(Excerpts from a figure dataset)
■ ■ ■ ■ ■ ■ ■

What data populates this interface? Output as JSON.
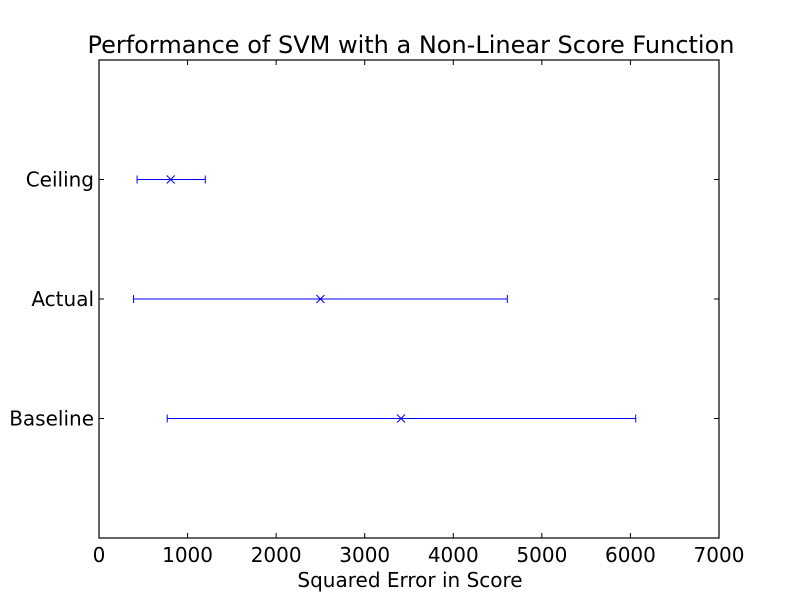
{
  "chart_data": {
    "type": "errorbar",
    "title": "Performance of SVM with a Non-Linear Score Function",
    "xlabel": "Squared Error in Score",
    "ylabel": "",
    "xlim": [
      0,
      7000
    ],
    "xticks": [
      0,
      1000,
      2000,
      3000,
      4000,
      5000,
      6000,
      7000
    ],
    "tick_labels": [
      "0",
      "1000",
      "2000",
      "3000",
      "4000",
      "5000",
      "6000",
      "7000"
    ],
    "categories": [
      "Ceiling",
      "Actual",
      "Baseline"
    ],
    "series": [
      {
        "marker": "x",
        "color": "#0000ff",
        "points": [
          {
            "category": "Ceiling",
            "mean": 810,
            "low": 430,
            "high": 1200
          },
          {
            "category": "Actual",
            "mean": 2500,
            "low": 390,
            "high": 4610
          },
          {
            "category": "Baseline",
            "mean": 3410,
            "low": 770,
            "high": 6060
          }
        ]
      }
    ],
    "grid": false,
    "legend": "none"
  }
}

■ ■ ■ ■ ■ ■ ■

### Exercise instructions
Write out the material above once more, exactly as it reads, with no pictures.

### Output for this exercise
What data populates this interface? Output as JSON.
{
  "chart_data": {
    "type": "errorbar",
    "title": "Performance of SVM with a Non-Linear Score Function",
    "xlabel": "Squared Error in Score",
    "ylabel": "",
    "xlim": [
      0,
      7000
    ],
    "xticks": [
      0,
      1000,
      2000,
      3000,
      4000,
      5000,
      6000,
      7000
    ],
    "tick_labels": [
      "0",
      "1000",
      "2000",
      "3000",
      "4000",
      "5000",
      "6000",
      "7000"
    ],
    "categories": [
      "Ceiling",
      "Actual",
      "Baseline"
    ],
    "series": [
      {
        "marker": "x",
        "color": "#0000ff",
        "points": [
          {
            "category": "Ceiling",
            "mean": 810,
            "low": 430,
            "high": 1200
          },
          {
            "category": "Actual",
            "mean": 2500,
            "low": 390,
            "high": 4610
          },
          {
            "category": "Baseline",
            "mean": 3410,
            "low": 770,
            "high": 6060
          }
        ]
      }
    ],
    "grid": false,
    "legend": "none"
  }
}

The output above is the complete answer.